## What you have to do
Nothing in the records may be left out or altered; reproduce them all exactly.

## Supplied data
== == ==

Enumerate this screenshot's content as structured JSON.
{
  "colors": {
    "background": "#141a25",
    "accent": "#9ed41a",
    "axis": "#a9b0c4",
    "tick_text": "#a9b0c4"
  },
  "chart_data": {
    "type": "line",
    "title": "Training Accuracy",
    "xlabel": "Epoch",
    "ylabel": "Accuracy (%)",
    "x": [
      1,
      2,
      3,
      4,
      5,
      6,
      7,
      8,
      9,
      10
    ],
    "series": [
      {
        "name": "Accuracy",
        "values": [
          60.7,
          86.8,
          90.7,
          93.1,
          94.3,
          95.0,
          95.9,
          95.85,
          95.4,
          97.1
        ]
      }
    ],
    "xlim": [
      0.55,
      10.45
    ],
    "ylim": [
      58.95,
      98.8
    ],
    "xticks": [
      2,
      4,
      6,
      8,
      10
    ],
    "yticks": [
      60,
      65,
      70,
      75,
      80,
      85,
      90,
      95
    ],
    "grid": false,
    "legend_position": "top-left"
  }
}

== == ==

## Solution for this problem
Enumerate this screenshot's content as structured JSON.
{
  "colors": {
    "background": "#141a25",
    "accent": "#9ed41a",
    "axis": "#a9b0c4",
    "tick_text": "#a9b0c4"
  },
  "chart_data": {
    "type": "line",
    "title": "Training Accuracy",
    "xlabel": "Epoch",
    "ylabel": "Accuracy (%)",
    "x": [
      1,
      2,
      3,
      4,
      5,
      6,
      7,
      8,
      9,
      10
    ],
    "series": [
      {
        "name": "Accuracy",
        "values": [
          60.7,
          86.8,
          90.7,
          93.1,
          94.3,
          95.0,
          95.9,
          95.85,
          95.4,
          97.1
        ]
      }
    ],
    "xlim": [
      0.55,
      10.45
    ],
    "ylim": [
      58.95,
      98.8
    ],
    "xticks": [
      2,
      4,
      6,
      8,
      10
    ],
    "yticks": [
      60,
      65,
      70,
      75,
      80,
      85,
      90,
      95
    ],
    "grid": false,
    "legend_position": "top-left"
  }
}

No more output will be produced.